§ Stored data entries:

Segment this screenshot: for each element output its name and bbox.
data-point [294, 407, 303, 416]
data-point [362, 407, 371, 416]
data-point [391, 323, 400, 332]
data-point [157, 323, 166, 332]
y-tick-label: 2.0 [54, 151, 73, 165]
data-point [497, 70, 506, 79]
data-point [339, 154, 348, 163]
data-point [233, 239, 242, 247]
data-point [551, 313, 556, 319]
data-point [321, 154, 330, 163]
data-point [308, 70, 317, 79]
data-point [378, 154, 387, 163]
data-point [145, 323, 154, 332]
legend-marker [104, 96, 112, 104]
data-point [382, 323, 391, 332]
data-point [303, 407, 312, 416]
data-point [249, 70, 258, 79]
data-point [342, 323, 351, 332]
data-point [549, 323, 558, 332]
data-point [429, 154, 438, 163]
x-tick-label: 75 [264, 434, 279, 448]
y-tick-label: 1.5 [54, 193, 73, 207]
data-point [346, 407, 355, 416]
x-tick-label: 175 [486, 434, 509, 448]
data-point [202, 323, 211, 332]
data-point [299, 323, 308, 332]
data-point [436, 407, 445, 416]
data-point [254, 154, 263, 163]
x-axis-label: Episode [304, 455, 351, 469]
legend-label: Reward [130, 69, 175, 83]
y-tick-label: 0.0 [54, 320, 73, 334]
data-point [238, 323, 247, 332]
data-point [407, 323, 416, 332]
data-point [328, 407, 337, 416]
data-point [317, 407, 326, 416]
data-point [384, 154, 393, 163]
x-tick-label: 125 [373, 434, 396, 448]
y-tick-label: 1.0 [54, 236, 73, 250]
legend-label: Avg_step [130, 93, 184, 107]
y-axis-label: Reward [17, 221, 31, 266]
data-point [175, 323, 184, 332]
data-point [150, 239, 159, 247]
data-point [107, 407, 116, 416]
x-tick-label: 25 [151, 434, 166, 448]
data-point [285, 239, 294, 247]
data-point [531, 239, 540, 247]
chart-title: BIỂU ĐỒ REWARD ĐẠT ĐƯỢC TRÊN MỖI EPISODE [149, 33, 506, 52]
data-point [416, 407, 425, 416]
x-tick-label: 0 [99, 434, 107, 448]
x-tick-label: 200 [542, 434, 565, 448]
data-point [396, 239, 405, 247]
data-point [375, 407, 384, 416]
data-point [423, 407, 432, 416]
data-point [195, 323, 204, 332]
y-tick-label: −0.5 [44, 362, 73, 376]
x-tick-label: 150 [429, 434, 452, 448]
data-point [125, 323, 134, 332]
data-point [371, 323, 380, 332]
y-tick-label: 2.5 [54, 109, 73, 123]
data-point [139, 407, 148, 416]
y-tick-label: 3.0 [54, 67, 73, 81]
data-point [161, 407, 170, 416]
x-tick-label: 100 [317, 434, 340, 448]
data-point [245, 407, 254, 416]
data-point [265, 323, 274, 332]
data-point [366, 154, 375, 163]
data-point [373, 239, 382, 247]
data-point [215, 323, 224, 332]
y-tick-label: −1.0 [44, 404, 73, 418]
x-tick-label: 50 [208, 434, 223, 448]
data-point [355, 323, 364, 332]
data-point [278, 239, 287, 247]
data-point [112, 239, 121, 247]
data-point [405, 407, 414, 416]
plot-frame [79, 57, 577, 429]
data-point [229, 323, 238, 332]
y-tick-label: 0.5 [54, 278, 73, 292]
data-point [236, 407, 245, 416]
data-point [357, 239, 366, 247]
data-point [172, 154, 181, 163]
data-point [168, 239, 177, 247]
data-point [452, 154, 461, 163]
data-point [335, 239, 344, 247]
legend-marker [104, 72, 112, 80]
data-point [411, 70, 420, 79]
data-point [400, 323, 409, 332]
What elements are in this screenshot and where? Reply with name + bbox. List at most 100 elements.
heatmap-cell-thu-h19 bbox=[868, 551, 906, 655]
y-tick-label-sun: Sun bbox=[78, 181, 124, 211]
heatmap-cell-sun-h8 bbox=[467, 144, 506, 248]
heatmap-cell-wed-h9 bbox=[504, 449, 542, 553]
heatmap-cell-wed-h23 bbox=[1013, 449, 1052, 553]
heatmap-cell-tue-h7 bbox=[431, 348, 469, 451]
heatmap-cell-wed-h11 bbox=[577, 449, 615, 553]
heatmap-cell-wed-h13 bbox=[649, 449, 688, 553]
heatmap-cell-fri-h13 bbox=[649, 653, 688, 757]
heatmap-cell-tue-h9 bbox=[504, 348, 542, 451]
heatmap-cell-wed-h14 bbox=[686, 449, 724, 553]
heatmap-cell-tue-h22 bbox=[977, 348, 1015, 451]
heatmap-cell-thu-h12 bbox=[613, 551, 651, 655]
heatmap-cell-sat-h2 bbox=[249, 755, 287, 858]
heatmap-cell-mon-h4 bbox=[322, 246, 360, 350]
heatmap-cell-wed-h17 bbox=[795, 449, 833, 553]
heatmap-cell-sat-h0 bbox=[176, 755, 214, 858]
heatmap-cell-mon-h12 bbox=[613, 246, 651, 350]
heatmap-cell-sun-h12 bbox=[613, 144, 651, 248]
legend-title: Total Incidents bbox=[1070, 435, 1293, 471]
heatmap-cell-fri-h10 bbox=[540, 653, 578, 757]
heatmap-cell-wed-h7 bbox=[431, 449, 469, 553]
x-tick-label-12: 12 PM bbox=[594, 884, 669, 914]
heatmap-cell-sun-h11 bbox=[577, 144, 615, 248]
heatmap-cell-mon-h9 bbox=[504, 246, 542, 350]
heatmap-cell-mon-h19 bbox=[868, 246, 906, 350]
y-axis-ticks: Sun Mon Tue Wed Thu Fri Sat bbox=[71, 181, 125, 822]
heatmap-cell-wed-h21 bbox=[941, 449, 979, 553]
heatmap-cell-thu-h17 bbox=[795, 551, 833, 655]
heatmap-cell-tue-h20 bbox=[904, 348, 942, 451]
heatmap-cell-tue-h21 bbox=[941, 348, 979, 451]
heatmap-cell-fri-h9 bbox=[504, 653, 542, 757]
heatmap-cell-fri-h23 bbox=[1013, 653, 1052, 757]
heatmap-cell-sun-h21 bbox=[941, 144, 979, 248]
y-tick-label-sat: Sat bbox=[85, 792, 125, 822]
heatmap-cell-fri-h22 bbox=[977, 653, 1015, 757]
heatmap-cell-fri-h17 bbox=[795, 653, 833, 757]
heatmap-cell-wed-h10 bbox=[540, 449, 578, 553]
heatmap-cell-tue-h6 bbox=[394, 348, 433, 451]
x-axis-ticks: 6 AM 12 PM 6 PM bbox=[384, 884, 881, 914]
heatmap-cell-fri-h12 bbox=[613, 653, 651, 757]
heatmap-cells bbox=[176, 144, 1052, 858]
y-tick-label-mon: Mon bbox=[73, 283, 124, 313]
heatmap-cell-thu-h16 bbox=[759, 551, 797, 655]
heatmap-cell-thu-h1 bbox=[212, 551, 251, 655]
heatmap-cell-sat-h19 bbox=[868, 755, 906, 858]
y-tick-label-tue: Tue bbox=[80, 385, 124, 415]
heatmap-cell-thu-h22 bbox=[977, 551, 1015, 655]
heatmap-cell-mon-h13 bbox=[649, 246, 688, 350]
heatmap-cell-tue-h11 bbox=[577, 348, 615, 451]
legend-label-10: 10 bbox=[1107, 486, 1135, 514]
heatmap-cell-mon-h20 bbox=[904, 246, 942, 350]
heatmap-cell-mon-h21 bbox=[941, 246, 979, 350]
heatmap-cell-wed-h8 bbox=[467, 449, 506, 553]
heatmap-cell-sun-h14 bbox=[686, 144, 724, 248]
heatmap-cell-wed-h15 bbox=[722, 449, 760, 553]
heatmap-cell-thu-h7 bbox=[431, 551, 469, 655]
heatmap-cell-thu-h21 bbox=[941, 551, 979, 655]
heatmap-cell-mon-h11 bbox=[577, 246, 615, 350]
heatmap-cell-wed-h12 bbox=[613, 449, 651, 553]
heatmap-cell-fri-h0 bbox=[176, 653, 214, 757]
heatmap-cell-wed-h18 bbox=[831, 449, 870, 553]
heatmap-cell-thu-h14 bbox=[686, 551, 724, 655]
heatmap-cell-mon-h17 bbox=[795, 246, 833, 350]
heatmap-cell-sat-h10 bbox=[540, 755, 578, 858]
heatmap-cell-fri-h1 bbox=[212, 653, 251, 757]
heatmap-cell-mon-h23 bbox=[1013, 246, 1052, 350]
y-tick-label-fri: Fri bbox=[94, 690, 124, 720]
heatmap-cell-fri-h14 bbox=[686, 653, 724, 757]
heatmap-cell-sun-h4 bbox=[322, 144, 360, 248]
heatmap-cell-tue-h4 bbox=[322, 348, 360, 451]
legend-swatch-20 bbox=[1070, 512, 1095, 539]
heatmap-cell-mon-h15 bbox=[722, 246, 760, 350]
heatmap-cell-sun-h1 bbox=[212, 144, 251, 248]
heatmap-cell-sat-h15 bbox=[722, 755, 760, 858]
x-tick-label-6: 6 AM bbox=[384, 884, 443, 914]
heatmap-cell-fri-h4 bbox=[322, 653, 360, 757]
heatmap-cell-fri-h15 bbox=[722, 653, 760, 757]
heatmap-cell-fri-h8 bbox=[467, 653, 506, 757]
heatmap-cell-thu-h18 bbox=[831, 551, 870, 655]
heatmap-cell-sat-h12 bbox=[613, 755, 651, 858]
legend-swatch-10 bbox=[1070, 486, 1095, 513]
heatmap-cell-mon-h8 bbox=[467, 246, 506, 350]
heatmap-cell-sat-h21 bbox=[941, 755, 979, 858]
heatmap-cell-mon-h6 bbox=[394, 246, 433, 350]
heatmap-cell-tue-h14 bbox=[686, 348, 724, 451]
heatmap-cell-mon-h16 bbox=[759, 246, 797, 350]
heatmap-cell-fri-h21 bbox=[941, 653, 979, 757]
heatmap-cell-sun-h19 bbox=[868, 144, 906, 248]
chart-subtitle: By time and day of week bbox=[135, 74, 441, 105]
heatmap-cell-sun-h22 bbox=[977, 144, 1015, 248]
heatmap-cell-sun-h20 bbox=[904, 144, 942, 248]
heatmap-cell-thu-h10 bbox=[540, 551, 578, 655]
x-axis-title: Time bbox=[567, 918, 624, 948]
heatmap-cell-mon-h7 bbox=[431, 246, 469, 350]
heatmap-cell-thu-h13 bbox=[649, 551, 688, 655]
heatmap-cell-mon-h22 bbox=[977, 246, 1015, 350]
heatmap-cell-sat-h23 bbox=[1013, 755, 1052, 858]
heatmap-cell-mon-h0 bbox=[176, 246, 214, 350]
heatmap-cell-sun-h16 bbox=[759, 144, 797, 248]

§ Required work: Rewrite the data as a JSON list of strings, one string per line, from the first line through the line containing "data-point [321, 154, 330, 163]", inclusive. Omit any blank lines.

§ Exercise solution:
[
  "Segment this screenshot: for each element output its name and bbox.",
  "data-point [294, 407, 303, 416]",
  "data-point [362, 407, 371, 416]",
  "data-point [391, 323, 400, 332]",
  "data-point [157, 323, 166, 332]",
  "y-tick-label: 2.0 [54, 151, 73, 165]",
  "data-point [497, 70, 506, 79]",
  "data-point [339, 154, 348, 163]",
  "data-point [233, 239, 242, 247]",
  "data-point [551, 313, 556, 319]",
  "data-point [321, 154, 330, 163]"
]